## Selected text
Spring Night (after Wang Wei)

Spring Night (after Wang Wei)

Among falling devilwood blossoms, I lie
on an empty hill this calm spring night.
The moon lunges above the hill, scaring the birds,
but they’re never quiet in this spring canyon.

Another try at an old favorite…

I consider this adaptation rather than translation, but perhaps appropriation or even remaking might be more accurate.

Here’s the transliteration from chinese-poems.com:

Person idle osmanthus flower fall
Night quiet spring hill empty
Moon out startle hill birds
Constant call spring ravine in

So many choices, none of them exactly right, none of them entirely wrong. How does one imply idleness, what words to use for “flower” (blossom? petal?), or for that matter, “fall” (descend, flutter, spiral)? And how to describe a moonrise that scares the constantly calling birds? My first attempt began:

“I lie among the falling petals”

but it seemed vague. The word “osmanthus” fattened my tongue, or so it felt, but the osmanthus americanus, otherwise known as devilwood or wild olive, grows in parts of Texas. So I brought the poem closer to home.

I considered naming the birds (quail came to mind) but decided against. In this case the specificity felt somehow intrusive.

My hope is that I’ve managed to amplify, in some small way, previous iterations, and that while the edges are still a bit blurred in morning’s first light, perhaps they’ll become slightly crisper by the evening.

“Spring Night” made its first appearance on O at the Edges in April, 2014.


76 thoughts on “Spring Night (after Wang Wei)

      • I don’t think it’s too much at all. You’re drawn into the calm hillside until the moon lunges and then the devil in devilwood comes out to play.
        (Sorry about the duplicate and messy comments. My coffee hasn’t kicked in this morning.)

        Liked by 1 person

      • I liked the sound of it better than osmanthus or wild olive, which I think would have lent it a different atmosphere. And I don’t think there is enough coffee in the world today!


  1. I don’t think it’s too much at all. You’re sucked into the calm hillside until the moon lunges and then the devil in devilwood comes out to play.

## Written request 1
Duplicate the post on the Wang Wei adaptation word for word, from its title through the final comment.
The post and the records are independent of each other and unrelated in content.

(Excerpts from a layout annotation set)
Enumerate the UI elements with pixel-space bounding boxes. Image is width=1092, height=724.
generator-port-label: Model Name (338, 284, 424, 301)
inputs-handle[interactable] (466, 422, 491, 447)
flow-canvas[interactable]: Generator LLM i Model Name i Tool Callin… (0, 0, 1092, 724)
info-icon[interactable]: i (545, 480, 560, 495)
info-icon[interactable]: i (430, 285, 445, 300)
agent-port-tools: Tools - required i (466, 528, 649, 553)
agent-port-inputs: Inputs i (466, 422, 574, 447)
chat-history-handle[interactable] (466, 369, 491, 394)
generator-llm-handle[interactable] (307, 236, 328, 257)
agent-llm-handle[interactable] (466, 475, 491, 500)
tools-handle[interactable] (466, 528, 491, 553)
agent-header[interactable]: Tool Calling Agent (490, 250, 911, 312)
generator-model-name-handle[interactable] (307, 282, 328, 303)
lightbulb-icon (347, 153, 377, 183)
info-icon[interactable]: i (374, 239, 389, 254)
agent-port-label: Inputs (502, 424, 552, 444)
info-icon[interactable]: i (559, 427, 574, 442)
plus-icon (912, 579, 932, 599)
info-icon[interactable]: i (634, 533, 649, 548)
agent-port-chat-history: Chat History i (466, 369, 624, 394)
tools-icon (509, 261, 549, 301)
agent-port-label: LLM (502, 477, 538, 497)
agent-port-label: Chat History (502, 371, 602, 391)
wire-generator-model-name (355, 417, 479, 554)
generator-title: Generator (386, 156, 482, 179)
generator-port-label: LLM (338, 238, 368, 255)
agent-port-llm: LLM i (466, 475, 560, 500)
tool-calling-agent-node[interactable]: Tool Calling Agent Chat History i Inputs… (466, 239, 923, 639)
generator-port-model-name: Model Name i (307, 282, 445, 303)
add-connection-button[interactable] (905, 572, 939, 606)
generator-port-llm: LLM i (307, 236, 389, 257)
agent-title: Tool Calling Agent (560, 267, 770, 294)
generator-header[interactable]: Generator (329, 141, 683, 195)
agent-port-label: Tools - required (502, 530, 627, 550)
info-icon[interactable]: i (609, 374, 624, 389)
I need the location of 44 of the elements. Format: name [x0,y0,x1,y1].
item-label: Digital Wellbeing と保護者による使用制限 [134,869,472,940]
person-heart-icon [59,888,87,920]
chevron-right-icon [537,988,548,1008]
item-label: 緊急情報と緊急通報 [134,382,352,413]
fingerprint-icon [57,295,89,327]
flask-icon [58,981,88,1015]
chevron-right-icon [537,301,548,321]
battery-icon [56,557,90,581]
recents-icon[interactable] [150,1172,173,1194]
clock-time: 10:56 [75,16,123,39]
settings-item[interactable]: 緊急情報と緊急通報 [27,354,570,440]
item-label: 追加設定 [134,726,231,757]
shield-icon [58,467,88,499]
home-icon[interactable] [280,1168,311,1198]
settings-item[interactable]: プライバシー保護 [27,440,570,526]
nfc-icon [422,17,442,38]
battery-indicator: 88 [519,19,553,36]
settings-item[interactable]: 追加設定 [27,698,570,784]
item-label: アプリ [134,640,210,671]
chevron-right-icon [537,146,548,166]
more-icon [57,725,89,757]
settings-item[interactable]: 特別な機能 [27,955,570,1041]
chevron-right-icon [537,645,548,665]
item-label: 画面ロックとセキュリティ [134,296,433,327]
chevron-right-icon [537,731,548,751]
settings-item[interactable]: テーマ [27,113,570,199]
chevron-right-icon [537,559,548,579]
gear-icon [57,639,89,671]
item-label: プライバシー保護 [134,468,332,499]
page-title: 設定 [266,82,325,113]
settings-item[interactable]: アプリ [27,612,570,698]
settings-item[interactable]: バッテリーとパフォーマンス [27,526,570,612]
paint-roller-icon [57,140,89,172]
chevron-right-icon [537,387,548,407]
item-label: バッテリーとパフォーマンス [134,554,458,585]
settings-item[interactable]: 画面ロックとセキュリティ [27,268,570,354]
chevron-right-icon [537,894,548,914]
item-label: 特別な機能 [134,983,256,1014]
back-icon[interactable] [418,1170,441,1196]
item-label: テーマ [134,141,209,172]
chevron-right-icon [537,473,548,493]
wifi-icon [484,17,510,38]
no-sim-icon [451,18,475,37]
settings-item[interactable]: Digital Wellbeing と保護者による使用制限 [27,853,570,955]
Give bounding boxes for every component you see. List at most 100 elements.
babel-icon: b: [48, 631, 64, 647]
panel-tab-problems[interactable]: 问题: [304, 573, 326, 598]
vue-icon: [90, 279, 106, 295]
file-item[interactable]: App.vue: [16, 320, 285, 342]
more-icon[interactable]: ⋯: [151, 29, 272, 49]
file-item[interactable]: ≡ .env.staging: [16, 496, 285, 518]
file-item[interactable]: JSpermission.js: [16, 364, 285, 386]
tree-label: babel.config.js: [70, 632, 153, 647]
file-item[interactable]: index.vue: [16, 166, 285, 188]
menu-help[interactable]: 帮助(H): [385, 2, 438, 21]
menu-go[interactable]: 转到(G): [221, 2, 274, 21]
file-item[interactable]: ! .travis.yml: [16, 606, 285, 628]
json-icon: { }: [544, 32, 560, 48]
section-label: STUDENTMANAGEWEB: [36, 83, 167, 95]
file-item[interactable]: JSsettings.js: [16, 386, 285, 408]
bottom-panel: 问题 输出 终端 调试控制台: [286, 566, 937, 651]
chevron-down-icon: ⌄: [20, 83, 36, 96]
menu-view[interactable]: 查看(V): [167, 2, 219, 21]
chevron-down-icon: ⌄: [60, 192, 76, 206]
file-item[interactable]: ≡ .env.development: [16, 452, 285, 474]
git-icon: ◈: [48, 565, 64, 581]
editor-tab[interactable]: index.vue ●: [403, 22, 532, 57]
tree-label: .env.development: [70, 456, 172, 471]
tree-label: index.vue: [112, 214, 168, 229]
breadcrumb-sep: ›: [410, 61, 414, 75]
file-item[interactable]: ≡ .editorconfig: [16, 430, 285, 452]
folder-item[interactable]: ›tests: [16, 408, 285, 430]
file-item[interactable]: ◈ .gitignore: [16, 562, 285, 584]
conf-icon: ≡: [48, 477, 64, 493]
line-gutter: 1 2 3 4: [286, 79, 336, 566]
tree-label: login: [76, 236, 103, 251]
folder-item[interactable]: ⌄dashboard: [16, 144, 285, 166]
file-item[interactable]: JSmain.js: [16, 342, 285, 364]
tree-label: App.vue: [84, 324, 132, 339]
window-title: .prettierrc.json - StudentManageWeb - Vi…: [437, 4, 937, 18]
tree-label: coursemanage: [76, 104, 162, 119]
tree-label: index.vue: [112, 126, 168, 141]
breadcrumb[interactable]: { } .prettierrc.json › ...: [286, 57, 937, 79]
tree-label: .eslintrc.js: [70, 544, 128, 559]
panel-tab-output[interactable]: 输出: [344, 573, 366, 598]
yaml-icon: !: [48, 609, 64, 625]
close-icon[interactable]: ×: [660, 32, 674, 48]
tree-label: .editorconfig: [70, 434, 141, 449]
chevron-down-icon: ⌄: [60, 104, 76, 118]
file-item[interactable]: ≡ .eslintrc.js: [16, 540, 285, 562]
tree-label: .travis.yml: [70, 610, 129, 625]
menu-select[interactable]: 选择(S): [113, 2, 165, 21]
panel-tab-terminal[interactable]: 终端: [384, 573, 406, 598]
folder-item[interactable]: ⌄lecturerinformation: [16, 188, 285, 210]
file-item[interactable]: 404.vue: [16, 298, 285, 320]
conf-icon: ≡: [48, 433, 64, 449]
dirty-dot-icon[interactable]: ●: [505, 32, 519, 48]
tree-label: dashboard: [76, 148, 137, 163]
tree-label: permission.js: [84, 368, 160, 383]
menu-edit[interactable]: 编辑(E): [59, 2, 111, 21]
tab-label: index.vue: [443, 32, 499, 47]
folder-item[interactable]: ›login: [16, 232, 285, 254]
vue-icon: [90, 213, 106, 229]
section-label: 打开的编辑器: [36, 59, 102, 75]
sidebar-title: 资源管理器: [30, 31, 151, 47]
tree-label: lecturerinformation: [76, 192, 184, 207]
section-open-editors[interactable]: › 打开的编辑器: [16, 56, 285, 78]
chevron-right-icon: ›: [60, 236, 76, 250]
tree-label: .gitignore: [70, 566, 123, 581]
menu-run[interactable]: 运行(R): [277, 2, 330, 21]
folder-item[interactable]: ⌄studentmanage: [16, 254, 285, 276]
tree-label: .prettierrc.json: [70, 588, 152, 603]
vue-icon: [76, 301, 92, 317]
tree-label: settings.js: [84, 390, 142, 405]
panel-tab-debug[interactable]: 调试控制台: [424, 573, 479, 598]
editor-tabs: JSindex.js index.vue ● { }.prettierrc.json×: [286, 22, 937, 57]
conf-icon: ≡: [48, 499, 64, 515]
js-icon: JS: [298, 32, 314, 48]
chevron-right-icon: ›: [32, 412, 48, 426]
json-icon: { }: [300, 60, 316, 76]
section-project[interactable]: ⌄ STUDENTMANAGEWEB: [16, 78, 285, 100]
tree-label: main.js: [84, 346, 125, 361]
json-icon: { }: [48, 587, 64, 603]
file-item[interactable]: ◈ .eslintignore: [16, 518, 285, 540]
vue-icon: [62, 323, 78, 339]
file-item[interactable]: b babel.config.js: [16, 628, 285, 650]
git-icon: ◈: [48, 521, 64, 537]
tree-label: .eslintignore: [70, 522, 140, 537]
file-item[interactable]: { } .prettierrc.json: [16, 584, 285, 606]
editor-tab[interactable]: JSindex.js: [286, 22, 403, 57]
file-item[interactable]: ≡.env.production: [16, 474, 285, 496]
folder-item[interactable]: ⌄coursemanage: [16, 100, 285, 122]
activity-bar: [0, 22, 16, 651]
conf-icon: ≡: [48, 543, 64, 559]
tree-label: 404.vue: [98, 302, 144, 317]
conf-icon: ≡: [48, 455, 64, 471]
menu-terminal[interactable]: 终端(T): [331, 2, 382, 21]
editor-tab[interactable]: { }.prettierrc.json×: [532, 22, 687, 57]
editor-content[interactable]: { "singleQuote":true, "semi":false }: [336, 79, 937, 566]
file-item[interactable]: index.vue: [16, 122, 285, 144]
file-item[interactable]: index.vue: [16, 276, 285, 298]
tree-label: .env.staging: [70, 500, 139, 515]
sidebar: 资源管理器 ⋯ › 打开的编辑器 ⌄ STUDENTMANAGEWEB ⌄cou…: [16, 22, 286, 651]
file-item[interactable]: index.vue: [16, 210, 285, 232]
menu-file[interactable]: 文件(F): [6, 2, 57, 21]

## Written request 2
Set down the part of the records that opens with their first line and closes with the line containing "generator-model-name-handle[interactable] (307, 282, 328, 303)", both ends included.

## Written reply 1
Spring Night (after Wang Wei)

Spring Night (after Wang Wei)

Among falling devilwood blossoms, I lie
on an empty hill this calm spring night.
The moon lunges above the hill, scaring the birds,
but they’re never quiet in this spring canyon.

Another try at an old favorite…

I consider this adaptation rather than translation, but perhaps appropriation or even remaking might be more accurate.

Here’s the transliteration from chinese-poems.com:

Person idle osmanthus flower fall
Night quiet spring hill empty
Moon out startle hill birds
Constant call spring ravine in

So many choices, none of them exactly right, none of them entirely wrong. How does one imply idleness, what words to use for “flower” (blossom? petal?), or for that matter, “fall” (descend, flutter, spiral)? And how to describe a moonrise that scares the constantly calling birds? My first attempt began:

“I lie among the falling petals”

but it seemed vague. The word “osmanthus” fattened my tongue, or so it felt, but the osmanthus americanus, otherwise known as devilwood or wild olive, grows in parts of Texas. So I brought the poem closer to home.

I considered naming the birds (quail came to mind) but decided against. In this case the specificity felt somehow intrusive.

My hope is that I’ve managed to amplify, in some small way, previous iterations, and that while the edges are still a bit blurred in morning’s first light, perhaps they’ll become slightly crisper by the evening.

“Spring Night” made its first appearance on O at the Edges in April, 2014.


76 thoughts on “Spring Night (after Wang Wei)

      • I don’t think it’s too much at all. You’re drawn into the calm hillside until the moon lunges and then the devil in devilwood comes out to play.
        (Sorry about the duplicate and messy comments. My coffee hasn’t kicked in this morning.)

        Liked by 1 person

      • I liked the sound of it better than osmanthus or wild olive, which I think would have lent it a different atmosphere. And I don’t think there is enough coffee in the world today!


  1. I don’t think it’s too much at all. You’re sucked into the calm hillside until the moon lunges and then the devil in devilwood comes out to play.

## Written reply 2
Enumerate the UI elements with pixel-space bounding boxes. Image is width=1092, height=724.
generator-port-label: Model Name (338, 284, 424, 301)
inputs-handle[interactable] (466, 422, 491, 447)
flow-canvas[interactable]: Generator LLM i Model Name i Tool Callin… (0, 0, 1092, 724)
info-icon[interactable]: i (545, 480, 560, 495)
info-icon[interactable]: i (430, 285, 445, 300)
agent-port-tools: Tools - required i (466, 528, 649, 553)
agent-port-inputs: Inputs i (466, 422, 574, 447)
chat-history-handle[interactable] (466, 369, 491, 394)
generator-llm-handle[interactable] (307, 236, 328, 257)
agent-llm-handle[interactable] (466, 475, 491, 500)
tools-handle[interactable] (466, 528, 491, 553)
agent-header[interactable]: Tool Calling Agent (490, 250, 911, 312)
generator-model-name-handle[interactable] (307, 282, 328, 303)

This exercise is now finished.